## Set problem
Return the material word for word. Do not include pictures.

— START OF Records for this task —

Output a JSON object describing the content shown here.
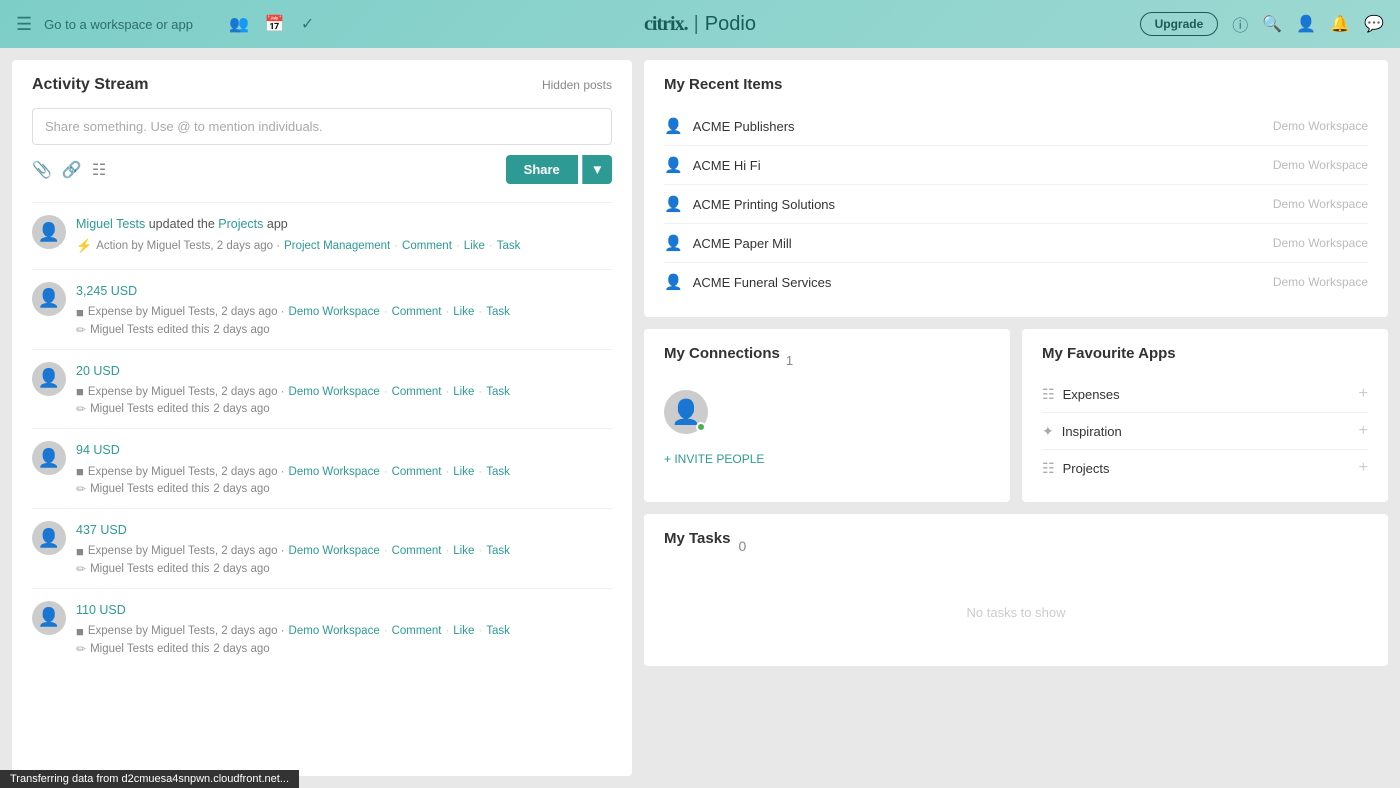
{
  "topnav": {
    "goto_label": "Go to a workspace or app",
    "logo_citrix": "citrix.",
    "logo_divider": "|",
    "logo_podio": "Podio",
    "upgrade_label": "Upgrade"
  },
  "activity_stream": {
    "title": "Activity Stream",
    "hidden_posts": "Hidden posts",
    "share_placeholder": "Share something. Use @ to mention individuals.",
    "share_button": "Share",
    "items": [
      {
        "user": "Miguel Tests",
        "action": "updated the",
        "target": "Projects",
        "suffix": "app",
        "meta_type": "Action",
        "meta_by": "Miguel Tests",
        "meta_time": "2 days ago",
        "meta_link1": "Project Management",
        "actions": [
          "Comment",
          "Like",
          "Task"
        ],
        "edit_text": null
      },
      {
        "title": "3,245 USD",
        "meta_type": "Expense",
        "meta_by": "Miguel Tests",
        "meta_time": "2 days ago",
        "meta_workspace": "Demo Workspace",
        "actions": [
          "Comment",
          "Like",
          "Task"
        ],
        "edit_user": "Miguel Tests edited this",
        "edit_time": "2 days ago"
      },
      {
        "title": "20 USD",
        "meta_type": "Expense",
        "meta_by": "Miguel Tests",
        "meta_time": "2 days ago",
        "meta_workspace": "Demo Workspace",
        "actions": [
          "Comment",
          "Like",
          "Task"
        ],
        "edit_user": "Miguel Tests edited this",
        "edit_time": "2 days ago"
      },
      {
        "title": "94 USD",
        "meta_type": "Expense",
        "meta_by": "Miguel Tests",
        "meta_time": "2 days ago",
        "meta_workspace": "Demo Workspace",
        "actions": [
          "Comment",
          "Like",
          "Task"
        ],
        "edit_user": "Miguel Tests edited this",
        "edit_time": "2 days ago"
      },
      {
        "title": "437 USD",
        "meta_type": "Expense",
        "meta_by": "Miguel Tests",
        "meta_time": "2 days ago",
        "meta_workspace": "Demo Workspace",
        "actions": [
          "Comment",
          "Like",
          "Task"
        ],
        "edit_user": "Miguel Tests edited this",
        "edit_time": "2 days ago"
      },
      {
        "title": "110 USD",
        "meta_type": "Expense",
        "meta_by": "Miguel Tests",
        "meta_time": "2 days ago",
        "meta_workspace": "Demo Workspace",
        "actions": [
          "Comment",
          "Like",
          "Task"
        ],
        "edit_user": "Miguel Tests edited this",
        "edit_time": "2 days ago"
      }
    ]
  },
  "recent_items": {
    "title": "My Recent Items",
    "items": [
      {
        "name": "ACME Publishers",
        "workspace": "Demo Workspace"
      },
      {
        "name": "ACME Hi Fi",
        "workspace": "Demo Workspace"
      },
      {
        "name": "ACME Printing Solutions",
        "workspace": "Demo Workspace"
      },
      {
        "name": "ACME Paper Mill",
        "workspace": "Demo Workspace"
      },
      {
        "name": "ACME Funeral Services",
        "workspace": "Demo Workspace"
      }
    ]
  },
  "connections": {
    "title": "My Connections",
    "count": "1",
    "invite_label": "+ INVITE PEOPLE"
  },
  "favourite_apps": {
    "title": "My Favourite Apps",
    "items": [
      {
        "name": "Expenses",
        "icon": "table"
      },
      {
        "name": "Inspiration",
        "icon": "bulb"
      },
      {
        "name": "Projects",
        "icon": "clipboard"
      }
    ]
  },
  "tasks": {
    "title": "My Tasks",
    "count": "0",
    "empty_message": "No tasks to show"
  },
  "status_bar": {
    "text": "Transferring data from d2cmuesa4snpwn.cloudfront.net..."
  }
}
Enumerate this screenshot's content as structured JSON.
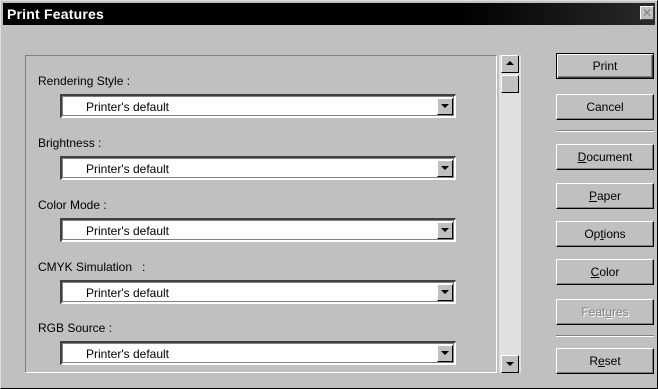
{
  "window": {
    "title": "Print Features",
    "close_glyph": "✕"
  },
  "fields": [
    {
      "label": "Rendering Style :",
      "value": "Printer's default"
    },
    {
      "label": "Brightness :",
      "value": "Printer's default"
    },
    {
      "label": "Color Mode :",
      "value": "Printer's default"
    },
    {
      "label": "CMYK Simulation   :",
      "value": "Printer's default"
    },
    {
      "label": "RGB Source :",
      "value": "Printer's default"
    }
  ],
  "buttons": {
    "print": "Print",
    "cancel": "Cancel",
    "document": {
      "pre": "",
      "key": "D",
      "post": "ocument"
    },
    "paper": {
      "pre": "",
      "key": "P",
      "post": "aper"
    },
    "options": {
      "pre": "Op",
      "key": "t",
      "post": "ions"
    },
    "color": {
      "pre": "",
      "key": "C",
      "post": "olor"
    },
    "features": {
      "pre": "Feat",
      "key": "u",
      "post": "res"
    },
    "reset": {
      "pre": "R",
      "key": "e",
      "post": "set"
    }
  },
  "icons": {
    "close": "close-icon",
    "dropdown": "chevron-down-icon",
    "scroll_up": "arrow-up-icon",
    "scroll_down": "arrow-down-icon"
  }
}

— END OF Records for this task —

## Problem solution
Output a JSON object describing the content shown here.
{
  "topnav": {
    "goto_label": "Go to a workspace or app",
    "logo_citrix": "citrix.",
    "logo_divider": "|",
    "logo_podio": "Podio",
    "upgrade_label": "Upgrade"
  },
  "activity_stream": {
    "title": "Activity Stream",
    "hidden_posts": "Hidden posts",
    "share_placeholder": "Share something. Use @ to mention individuals.",
    "share_button": "Share",
    "items": [
      {
        "user": "Miguel Tests",
        "action": "updated the",
        "target": "Projects",
        "suffix": "app",
        "meta_type": "Action",
        "meta_by": "Miguel Tests",
        "meta_time": "2 days ago",
        "meta_link1": "Project Management",
        "actions": [
          "Comment",
          "Like",
          "Task"
        ],
        "edit_text": null
      },
      {
        "title": "3,245 USD",
        "meta_type": "Expense",
        "meta_by": "Miguel Tests",
        "meta_time": "2 days ago",
        "meta_workspace": "Demo Workspace",
        "actions": [
          "Comment",
          "Like",
          "Task"
        ],
        "edit_user": "Miguel Tests edited this",
        "edit_time": "2 days ago"
      },
      {
        "title": "20 USD",
        "meta_type": "Expense",
        "meta_by": "Miguel Tests",
        "meta_time": "2 days ago",
        "meta_workspace": "Demo Workspace",
        "actions": [
          "Comment",
          "Like",
          "Task"
        ],
        "edit_user": "Miguel Tests edited this",
        "edit_time": "2 days ago"
      },
      {
        "title": "94 USD",
        "meta_type": "Expense",
        "meta_by": "Miguel Tests",
        "meta_time": "2 days ago",
        "meta_workspace": "Demo Workspace",
        "actions": [
          "Comment",
          "Like",
          "Task"
        ],
        "edit_user": "Miguel Tests edited this",
        "edit_time": "2 days ago"
      },
      {
        "title": "437 USD",
        "meta_type": "Expense",
        "meta_by": "Miguel Tests",
        "meta_time": "2 days ago",
        "meta_workspace": "Demo Workspace",
        "actions": [
          "Comment",
          "Like",
          "Task"
        ],
        "edit_user": "Miguel Tests edited this",
        "edit_time": "2 days ago"
      },
      {
        "title": "110 USD",
        "meta_type": "Expense",
        "meta_by": "Miguel Tests",
        "meta_time": "2 days ago",
        "meta_workspace": "Demo Workspace",
        "actions": [
          "Comment",
          "Like",
          "Task"
        ],
        "edit_user": "Miguel Tests edited this",
        "edit_time": "2 days ago"
      }
    ]
  },
  "recent_items": {
    "title": "My Recent Items",
    "items": [
      {
        "name": "ACME Publishers",
        "workspace": "Demo Workspace"
      },
      {
        "name": "ACME Hi Fi",
        "workspace": "Demo Workspace"
      },
      {
        "name": "ACME Printing Solutions",
        "workspace": "Demo Workspace"
      },
      {
        "name": "ACME Paper Mill",
        "workspace": "Demo Workspace"
      },
      {
        "name": "ACME Funeral Services",
        "workspace": "Demo Workspace"
      }
    ]
  },
  "connections": {
    "title": "My Connections",
    "count": "1",
    "invite_label": "+ INVITE PEOPLE"
  },
  "favourite_apps": {
    "title": "My Favourite Apps",
    "items": [
      {
        "name": "Expenses",
        "icon": "table"
      },
      {
        "name": "Inspiration",
        "icon": "bulb"
      },
      {
        "name": "Projects",
        "icon": "clipboard"
      }
    ]
  },
  "tasks": {
    "title": "My Tasks",
    "count": "0",
    "empty_message": "No tasks to show"
  },
  "status_bar": {
    "text": "Transferring data from d2cmuesa4snpwn.cloudfront.net..."
  }
}
Enumerate this screenshot's content as structured JSON.
{
  "window": {
    "title": "Print Features",
    "close_glyph": "✕"
  },
  "fields": [
    {
      "label": "Rendering Style :",
      "value": "Printer's default"
    },
    {
      "label": "Brightness :",
      "value": "Printer's default"
    },
    {
      "label": "Color Mode :",
      "value": "Printer's default"
    },
    {
      "label": "CMYK Simulation   :",
      "value": "Printer's default"
    },
    {
      "label": "RGB Source :",
      "value": "Printer's default"
    }
  ],
  "buttons": {
    "print": "Print",
    "cancel": "Cancel",
    "document": {
      "pre": "",
      "key": "D",
      "post": "ocument"
    },
    "paper": {
      "pre": "",
      "key": "P",
      "post": "aper"
    },
    "options": {
      "pre": "Op",
      "key": "t",
      "post": "ions"
    },
    "color": {
      "pre": "",
      "key": "C",
      "post": "olor"
    },
    "features": {
      "pre": "Feat",
      "key": "u",
      "post": "res"
    },
    "reset": {
      "pre": "R",
      "key": "e",
      "post": "set"
    }
  },
  "icons": {
    "close": "close-icon",
    "dropdown": "chevron-down-icon",
    "scroll_up": "arrow-up-icon",
    "scroll_down": "arrow-down-icon"
  }
}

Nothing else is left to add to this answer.